__Exercise__: Write out the material again exactly, please, and omit the pictures.

— start of Material for the task —

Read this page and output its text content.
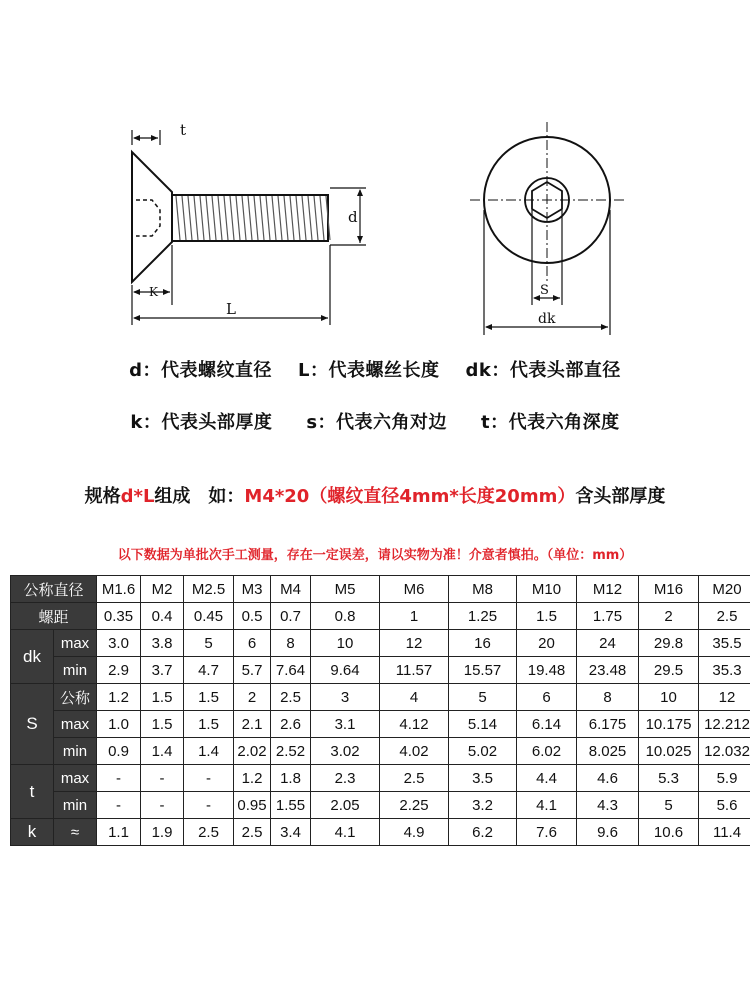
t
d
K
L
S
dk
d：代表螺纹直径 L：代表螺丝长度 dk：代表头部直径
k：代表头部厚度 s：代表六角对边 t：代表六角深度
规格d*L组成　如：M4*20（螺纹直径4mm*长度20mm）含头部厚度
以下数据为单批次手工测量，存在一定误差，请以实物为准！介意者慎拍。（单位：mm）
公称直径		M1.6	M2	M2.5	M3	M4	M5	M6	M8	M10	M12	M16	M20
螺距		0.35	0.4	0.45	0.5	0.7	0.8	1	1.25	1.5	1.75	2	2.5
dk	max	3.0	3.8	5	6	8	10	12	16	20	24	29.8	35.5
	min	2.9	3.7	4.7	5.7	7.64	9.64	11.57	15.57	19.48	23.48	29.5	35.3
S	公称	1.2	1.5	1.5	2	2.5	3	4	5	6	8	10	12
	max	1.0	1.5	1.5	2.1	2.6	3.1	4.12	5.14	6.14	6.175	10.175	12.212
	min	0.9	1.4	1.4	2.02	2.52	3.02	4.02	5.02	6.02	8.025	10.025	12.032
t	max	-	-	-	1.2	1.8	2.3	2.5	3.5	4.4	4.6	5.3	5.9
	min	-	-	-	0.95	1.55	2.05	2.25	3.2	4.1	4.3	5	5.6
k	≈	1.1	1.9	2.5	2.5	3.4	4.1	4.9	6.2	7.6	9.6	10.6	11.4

— end of Material for the task —

__Exercise output__:
Read this page and output its text content.
t
d
K
L
S
dk
d：代表螺纹直径 L：代表螺丝长度 dk：代表头部直径
k：代表头部厚度 s：代表六角对边 t：代表六角深度
规格d*L组成　如：M4*20（螺纹直径4mm*长度20mm）含头部厚度
以下数据为单批次手工测量，存在一定误差，请以实物为准！介意者慎拍。（单位：mm）
公称直径		M1.6	M2	M2.5	M3	M4	M5	M6	M8	M10	M12	M16	M20
螺距		0.35	0.4	0.45	0.5	0.7	0.8	1	1.25	1.5	1.75	2	2.5
dk	max	3.0	3.8	5	6	8	10	12	16	20	24	29.8	35.5
	min	2.9	3.7	4.7	5.7	7.64	9.64	11.57	15.57	19.48	23.48	29.5	35.3
S	公称	1.2	1.5	1.5	2	2.5	3	4	5	6	8	10	12
	max	1.0	1.5	1.5	2.1	2.6	3.1	4.12	5.14	6.14	6.175	10.175	12.212
	min	0.9	1.4	1.4	2.02	2.52	3.02	4.02	5.02	6.02	8.025	10.025	12.032
t	max	-	-	-	1.2	1.8	2.3	2.5	3.5	4.4	4.6	5.3	5.9
	min	-	-	-	0.95	1.55	2.05	2.25	3.2	4.1	4.3	5	5.6
k	≈	1.1	1.9	2.5	2.5	3.4	4.1	4.9	6.2	7.6	9.6	10.6	11.4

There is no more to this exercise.